EXERCISE MATERIAL:
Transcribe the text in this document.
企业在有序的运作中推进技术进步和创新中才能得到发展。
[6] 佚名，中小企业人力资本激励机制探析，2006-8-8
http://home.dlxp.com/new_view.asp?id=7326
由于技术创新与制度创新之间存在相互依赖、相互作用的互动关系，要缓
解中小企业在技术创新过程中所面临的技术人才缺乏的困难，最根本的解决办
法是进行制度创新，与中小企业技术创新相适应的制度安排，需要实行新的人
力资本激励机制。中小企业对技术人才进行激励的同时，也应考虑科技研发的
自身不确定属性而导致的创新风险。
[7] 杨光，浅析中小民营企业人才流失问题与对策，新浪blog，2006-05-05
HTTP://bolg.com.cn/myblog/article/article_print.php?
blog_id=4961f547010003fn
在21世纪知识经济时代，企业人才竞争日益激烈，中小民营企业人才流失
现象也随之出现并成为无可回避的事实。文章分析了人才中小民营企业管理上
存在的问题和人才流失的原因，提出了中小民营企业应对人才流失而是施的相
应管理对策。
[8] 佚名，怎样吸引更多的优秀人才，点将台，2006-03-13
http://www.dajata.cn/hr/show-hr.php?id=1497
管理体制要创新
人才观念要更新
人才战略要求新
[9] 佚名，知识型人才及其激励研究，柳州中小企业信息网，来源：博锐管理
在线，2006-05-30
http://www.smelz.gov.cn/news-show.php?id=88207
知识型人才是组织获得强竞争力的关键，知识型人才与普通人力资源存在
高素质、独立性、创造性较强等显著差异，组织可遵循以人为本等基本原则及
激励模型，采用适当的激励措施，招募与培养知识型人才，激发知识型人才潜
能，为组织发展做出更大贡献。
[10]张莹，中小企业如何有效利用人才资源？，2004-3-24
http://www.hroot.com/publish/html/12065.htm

WRITTEN PROBLEM: The answer is a single number: how many lines include the word "show"?

PROBLEM SOLUTION: 2